◆ **CONSIGNA A**
Responde estas preguntas sobre el texto de la población infantil de Japón:
(i) ¿Cuántos menores de 15 años hay actualmente en Japón?
(ii) ¿Desde qué año existen registros comparables del porcentaje de menores sobre la población total?
(iii) ¿Qué atravesó Japón después de la Segunda Guerra Mundial?
◆ **CONSIGNA B**
Continúa el texto sobre la caída de la población infantil en Japón a partir de su último párrafo.

◆ **TEXTO**
Japón volvió a encender las alarmas por su crisis demográfica. El país alcanzó un nuevo mínimo histórico de población infantil: actualmente hay 13,29 millones de menores de 15 años, una caída de aproximadamente 350 mil chicos respecto al año pasado. El dato, difundido antes del tradicional Día del Niño, confirma una tendencia que preocupa desde hace décadas pero que ahora comienza a mostrar consecuencias cada vez más visibles.
La cifra representa apenas el 10,8% de la población total, el porcentaje más bajo desde que existen registros comparables en 1950. Para entender la magnitud del fenómeno, el promedio mundial de menores de 15 años ronda el 25%, mientras en América Latina y el Caribe oscila entre el 25% y el 30%.
Detrás de esos números aparece un problema que Japón intenta resolver hace años sin éxito: cada vez nacen menos personas mientras aumenta la cantidad de adultos mayores. El resultado es una sociedad que envejece rápidamente y enfrenta desafíos económicos y sociales inéditos.
Después de la Segunda Guerra Mundial, Japón atravesó un fuerte crecimiento demográfico y económico. Durante décadas fue una de las economías más dinámicas del planeta, con grandes ciudades en expansión, industrias en crecimiento y millones de familias jóvenes.

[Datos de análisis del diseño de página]
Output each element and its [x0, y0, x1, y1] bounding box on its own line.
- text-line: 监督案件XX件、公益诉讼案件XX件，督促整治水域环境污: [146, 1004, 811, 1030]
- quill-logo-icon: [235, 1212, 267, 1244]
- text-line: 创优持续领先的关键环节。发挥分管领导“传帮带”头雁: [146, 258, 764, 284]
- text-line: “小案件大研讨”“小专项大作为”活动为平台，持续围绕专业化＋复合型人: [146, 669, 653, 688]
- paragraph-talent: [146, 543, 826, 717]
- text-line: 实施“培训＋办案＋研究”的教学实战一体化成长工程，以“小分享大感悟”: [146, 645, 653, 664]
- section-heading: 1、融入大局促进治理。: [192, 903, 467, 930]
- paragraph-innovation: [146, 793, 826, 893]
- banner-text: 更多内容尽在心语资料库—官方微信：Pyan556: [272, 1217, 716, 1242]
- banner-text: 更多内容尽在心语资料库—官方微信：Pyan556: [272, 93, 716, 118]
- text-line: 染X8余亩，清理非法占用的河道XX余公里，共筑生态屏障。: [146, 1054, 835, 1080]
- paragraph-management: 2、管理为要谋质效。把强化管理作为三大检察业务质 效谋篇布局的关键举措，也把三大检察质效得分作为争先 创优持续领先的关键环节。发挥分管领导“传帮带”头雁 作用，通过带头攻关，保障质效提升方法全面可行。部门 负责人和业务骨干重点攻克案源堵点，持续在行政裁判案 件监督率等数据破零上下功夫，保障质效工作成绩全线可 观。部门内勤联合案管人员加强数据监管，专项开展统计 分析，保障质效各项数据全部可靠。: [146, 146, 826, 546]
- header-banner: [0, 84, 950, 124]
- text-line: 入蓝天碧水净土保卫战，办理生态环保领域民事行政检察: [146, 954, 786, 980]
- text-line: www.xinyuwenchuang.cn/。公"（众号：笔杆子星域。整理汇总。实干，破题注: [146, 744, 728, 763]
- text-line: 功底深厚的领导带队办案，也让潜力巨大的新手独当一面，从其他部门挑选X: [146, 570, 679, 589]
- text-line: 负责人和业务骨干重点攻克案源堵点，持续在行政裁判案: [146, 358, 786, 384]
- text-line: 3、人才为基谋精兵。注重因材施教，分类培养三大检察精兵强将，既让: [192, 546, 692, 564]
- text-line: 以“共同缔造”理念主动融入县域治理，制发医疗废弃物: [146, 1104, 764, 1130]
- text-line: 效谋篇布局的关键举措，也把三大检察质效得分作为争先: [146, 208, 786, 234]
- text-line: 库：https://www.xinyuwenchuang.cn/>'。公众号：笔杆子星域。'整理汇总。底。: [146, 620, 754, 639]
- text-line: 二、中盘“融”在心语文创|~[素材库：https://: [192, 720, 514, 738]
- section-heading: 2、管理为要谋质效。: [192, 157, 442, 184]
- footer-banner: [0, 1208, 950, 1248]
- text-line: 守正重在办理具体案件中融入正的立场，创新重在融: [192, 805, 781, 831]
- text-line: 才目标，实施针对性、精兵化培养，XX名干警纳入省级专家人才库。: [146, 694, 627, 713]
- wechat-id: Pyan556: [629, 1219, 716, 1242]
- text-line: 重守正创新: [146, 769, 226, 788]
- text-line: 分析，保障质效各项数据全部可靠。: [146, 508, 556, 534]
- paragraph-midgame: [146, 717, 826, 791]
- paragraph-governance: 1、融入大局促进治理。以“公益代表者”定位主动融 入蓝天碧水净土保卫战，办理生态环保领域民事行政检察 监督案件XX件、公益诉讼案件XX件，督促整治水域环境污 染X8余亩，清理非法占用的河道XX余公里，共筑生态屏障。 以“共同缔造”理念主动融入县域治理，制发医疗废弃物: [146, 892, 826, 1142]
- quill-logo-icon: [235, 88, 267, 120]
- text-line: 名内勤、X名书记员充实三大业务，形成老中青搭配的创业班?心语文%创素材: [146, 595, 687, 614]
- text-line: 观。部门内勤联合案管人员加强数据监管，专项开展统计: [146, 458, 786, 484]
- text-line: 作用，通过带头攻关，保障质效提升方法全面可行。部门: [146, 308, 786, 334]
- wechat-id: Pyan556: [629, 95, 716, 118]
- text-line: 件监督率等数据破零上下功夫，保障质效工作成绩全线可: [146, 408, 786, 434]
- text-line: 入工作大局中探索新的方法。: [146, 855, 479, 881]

◆ **RESPUESTA A**
(i) 13,29 millones.
(ii) Desde 1950.
(iii) Un fuerte crecimiento demográfico y económico.

◆ **RESPUESTA B**
Pero a partir de los años 80 comenzó un cambio silencioso. La caída de nacimientos se volvió sostenida y nunca logró revertirse. Hoy, Japón lleva más de 40 años consecutivos de descenso en la población infantil.
Las razones son múltiples. El costo de vida en ciudades como Tokio es extremadamente alto, las jornadas laborales suelen ser extensas y muchas parejas consideran difícil sostener económicamente una familia numerosa. A eso se suman cambios culturales profundos: cada vez más personas retrasan el matrimonio o directamente deciden no tener hijos.
También influye la situación laboral de los jóvenes. Muchos trabajan bajo contratos temporales o sienten incertidumbre económica, algo que afecta las decisiones familiares y la planificación a largo plazo.
La baja natalidad dejó de ser un tema estadístico. Sus efectos ya pueden verse en distintas regiones del país. En zonas rurales comenzaron a cerrar jardines y escuelas por falta de alumnos. Algunos pueblos perdieron tantos habitantes que tienen dificultades para sostener hospitales, transporte público y comercios básicos. En varias localidades japonesas ya hay más adultos mayores que jóvenes.
El impacto también alcanza al mercado laboral. Sectores enteros enfrentan falta de trabajadores y las empresas aceleran la automatización y el uso de robots para cubrir tareas que antes realizaban personas.
Al mismo tiempo, crece la presión sobre el sistema jubilatorio y sanitario. Con menos población activa aportando y más jubilados viviendo durante más años, el equilibrio económico del país se vuelve cada vez más complejo.
En los últimos años, distintos gobiernos japoneses impulsaron subsidios para familias, ayudas económicas, ampliación de guarderías y programas para facilitar la crianza. Sin embargo, los resultados siguen siendo limitados.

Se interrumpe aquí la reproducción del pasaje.